-- Begin The records --
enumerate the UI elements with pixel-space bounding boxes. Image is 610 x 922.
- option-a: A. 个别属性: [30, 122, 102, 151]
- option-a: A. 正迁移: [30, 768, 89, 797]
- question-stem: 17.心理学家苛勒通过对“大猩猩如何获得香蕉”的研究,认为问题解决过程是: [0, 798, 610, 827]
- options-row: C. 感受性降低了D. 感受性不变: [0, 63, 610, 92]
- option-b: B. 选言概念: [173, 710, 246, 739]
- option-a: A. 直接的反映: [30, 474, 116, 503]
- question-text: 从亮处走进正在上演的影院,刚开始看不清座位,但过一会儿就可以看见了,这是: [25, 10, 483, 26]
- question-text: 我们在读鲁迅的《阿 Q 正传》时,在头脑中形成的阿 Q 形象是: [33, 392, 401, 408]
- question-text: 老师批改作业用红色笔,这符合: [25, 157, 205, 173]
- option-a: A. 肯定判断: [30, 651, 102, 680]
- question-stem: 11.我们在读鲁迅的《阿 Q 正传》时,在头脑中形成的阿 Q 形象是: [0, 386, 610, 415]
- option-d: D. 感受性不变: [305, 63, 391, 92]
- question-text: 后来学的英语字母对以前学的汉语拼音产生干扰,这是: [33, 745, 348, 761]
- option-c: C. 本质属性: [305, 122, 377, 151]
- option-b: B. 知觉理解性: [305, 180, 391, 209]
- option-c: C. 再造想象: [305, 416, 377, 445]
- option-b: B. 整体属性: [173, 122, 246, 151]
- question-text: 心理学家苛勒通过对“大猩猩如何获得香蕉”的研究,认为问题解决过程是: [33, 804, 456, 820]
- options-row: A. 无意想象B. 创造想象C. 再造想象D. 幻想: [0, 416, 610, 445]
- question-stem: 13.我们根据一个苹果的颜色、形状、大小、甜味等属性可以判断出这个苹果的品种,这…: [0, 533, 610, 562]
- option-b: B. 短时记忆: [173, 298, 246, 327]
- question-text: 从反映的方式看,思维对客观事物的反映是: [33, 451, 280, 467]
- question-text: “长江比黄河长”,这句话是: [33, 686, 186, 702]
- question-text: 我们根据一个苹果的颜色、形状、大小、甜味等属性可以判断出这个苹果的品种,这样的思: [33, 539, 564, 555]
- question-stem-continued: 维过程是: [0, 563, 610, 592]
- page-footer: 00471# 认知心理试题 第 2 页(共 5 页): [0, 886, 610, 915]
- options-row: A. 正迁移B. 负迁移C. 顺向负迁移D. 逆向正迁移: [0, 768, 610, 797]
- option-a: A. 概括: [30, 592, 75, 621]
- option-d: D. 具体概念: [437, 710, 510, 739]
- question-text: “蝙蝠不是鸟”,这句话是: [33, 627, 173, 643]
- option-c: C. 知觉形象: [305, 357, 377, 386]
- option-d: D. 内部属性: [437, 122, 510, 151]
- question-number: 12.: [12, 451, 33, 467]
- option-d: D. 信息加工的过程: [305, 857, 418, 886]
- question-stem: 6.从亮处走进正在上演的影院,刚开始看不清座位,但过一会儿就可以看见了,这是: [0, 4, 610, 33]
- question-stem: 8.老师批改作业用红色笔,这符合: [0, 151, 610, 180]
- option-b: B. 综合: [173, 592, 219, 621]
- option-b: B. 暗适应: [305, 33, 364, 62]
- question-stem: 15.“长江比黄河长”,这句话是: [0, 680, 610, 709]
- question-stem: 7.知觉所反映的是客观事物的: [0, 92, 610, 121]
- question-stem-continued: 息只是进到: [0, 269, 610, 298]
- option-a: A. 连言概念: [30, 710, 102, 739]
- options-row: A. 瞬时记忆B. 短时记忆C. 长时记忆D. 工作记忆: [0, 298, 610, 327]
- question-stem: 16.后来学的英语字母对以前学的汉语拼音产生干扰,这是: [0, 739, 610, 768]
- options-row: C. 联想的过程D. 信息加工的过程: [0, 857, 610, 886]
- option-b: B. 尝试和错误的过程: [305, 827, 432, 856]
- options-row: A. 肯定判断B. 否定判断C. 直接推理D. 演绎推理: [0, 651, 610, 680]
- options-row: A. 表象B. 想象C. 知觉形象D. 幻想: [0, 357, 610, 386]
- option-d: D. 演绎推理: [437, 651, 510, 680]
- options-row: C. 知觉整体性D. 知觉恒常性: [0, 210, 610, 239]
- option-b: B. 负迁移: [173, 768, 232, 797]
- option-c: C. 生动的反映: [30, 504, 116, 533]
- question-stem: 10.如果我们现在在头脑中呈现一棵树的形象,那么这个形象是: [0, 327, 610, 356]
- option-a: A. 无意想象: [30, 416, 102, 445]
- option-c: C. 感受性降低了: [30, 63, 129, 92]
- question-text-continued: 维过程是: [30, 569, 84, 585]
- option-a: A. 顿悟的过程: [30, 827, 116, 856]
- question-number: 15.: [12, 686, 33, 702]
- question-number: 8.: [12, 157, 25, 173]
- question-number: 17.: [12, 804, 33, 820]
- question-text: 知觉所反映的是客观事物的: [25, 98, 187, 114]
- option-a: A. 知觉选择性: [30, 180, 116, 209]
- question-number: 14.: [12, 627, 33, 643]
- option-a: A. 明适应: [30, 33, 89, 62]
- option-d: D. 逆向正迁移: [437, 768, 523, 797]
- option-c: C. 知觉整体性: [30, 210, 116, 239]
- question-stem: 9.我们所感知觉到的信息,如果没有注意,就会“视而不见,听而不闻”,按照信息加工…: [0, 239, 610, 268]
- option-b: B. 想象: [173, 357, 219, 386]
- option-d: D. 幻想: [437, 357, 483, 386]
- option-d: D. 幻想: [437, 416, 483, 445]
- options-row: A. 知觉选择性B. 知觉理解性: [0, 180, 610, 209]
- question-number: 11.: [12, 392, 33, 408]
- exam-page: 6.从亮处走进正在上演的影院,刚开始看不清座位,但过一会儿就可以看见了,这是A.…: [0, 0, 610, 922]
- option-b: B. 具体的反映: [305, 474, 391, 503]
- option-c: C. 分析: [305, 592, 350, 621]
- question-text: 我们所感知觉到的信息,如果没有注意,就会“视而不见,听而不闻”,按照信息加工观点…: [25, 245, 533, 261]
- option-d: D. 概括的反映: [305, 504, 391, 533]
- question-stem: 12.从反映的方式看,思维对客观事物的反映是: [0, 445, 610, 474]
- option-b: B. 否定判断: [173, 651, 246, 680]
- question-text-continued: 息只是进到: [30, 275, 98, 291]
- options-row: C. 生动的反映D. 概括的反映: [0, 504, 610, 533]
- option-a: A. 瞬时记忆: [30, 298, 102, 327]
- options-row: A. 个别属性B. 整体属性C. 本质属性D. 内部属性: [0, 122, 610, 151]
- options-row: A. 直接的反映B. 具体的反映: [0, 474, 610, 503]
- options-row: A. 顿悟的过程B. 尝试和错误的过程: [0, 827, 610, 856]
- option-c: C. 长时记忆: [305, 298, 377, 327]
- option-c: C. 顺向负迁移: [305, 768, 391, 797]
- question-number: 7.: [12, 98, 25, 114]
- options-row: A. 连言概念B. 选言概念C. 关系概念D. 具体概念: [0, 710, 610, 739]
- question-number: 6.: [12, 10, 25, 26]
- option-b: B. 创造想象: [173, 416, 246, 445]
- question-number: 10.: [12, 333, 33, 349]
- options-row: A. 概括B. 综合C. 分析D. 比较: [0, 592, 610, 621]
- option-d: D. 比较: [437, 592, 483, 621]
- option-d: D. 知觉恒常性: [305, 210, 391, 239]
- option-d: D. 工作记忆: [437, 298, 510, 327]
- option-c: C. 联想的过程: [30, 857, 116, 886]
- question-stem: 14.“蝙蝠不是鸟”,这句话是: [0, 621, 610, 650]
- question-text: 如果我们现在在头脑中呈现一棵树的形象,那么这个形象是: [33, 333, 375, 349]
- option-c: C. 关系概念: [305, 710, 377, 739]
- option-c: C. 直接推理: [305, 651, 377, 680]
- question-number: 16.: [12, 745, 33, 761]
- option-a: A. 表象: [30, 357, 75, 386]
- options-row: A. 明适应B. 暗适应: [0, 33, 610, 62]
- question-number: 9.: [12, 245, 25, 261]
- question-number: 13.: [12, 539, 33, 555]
-- End The records --
Exercise brief: Copy the records verbatim from the first line through the line containing "- option-a: A. 肯定判断: [30, 651, 102, 680]", including both of those lines.

Response:
enumerate the UI elements with pixel-space bounding boxes. Image is 610 x 922.
- option-a: A. 个别属性: [30, 122, 102, 151]
- option-a: A. 正迁移: [30, 768, 89, 797]
- question-stem: 17.心理学家苛勒通过对“大猩猩如何获得香蕉”的研究,认为问题解决过程是: [0, 798, 610, 827]
- options-row: C. 感受性降低了D. 感受性不变: [0, 63, 610, 92]
- option-b: B. 选言概念: [173, 710, 246, 739]
- option-a: A. 直接的反映: [30, 474, 116, 503]
- question-text: 从亮处走进正在上演的影院,刚开始看不清座位,但过一会儿就可以看见了,这是: [25, 10, 483, 26]
- question-text: 我们在读鲁迅的《阿 Q 正传》时,在头脑中形成的阿 Q 形象是: [33, 392, 401, 408]
- question-text: 老师批改作业用红色笔,这符合: [25, 157, 205, 173]
- option-a: A. 肯定判断: [30, 651, 102, 680]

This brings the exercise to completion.